Change "Alles selecteren" to "Selecteer alles" in the records from the first line through the line containing "column-header[interactable]: Gereserveerd [1278,50,1381,75]", inclusive, and output only those lines with nothing else altered.

> [PROVIDED RECORDS]:
====

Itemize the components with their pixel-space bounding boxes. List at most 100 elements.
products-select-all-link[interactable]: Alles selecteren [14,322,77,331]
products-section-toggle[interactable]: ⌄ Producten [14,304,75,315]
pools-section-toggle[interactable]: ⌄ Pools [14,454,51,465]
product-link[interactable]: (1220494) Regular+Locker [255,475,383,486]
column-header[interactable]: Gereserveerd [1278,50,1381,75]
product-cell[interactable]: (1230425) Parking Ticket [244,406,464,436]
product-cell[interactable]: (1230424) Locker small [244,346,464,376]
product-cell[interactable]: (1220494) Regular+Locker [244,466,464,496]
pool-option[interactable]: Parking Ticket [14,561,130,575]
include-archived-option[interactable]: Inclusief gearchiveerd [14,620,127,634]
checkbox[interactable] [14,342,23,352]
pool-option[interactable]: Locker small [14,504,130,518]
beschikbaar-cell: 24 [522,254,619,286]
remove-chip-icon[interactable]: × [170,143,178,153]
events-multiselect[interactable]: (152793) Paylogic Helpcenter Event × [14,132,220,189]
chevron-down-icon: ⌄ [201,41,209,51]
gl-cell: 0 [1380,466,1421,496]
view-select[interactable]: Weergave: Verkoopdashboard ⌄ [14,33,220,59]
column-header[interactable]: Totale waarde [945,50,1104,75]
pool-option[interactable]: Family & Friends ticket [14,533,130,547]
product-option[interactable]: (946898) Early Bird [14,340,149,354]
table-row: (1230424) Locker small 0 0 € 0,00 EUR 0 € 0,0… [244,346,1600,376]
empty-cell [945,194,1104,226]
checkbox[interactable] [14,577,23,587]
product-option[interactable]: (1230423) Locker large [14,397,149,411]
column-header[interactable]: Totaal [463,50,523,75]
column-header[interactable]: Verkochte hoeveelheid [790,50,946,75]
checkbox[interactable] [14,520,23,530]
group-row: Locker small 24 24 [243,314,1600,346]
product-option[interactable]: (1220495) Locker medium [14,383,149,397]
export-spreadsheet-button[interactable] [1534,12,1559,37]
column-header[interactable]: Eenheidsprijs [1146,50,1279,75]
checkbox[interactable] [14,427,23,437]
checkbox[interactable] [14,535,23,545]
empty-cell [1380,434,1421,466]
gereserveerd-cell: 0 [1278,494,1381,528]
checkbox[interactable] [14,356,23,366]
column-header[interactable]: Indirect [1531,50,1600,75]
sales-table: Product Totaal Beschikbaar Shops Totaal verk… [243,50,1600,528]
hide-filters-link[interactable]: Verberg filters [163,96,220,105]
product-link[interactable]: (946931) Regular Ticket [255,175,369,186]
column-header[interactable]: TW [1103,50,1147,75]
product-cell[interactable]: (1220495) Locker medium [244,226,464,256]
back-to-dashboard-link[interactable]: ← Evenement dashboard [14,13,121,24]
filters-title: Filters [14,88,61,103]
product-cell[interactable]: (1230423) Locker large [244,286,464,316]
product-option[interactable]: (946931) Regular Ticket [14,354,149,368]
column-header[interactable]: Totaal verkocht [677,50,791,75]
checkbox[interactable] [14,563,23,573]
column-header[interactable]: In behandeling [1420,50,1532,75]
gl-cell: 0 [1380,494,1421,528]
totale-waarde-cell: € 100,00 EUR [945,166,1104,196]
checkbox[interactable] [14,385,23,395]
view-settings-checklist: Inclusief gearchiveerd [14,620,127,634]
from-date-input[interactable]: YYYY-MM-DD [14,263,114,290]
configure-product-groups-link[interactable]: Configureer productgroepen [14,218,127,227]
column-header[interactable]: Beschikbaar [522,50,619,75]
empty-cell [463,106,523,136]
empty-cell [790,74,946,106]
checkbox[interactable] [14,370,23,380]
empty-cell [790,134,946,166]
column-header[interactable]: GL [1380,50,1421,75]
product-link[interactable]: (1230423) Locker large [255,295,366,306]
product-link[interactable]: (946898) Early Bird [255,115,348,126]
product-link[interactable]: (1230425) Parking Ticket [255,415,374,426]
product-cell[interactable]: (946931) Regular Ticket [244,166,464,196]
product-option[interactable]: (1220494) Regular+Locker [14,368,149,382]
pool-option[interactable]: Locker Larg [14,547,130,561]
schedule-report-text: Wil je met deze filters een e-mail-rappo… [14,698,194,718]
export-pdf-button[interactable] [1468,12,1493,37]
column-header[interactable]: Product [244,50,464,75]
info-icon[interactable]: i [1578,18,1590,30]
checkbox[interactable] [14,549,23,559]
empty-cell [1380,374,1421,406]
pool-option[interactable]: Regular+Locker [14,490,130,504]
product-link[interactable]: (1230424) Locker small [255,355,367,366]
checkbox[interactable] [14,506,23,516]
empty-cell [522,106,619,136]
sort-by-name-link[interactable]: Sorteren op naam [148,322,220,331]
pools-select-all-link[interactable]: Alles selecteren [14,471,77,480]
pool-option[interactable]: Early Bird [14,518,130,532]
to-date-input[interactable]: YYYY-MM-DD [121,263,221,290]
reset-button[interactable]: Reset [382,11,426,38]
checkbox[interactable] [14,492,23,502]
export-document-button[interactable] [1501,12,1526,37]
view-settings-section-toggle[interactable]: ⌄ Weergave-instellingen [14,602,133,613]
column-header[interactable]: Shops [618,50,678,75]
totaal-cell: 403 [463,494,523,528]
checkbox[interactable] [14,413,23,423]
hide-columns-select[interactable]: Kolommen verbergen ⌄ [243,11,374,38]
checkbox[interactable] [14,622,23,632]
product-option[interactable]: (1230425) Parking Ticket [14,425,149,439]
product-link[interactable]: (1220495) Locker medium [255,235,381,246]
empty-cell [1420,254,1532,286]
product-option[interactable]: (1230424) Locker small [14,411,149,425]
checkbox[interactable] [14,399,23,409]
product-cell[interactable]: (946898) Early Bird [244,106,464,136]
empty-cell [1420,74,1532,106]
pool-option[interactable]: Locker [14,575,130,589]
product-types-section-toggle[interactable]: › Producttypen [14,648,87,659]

====

> [CORRECT RESULT]:
Itemize the components with their pixel-space bounding boxes. List at most 100 elements.
products-select-all-link[interactable]: Selecteer alles [14,322,77,331]
products-section-toggle[interactable]: ⌄ Producten [14,304,75,315]
pools-section-toggle[interactable]: ⌄ Pools [14,454,51,465]
product-link[interactable]: (1220494) Regular+Locker [255,475,383,486]
column-header[interactable]: Gereserveerd [1278,50,1381,75]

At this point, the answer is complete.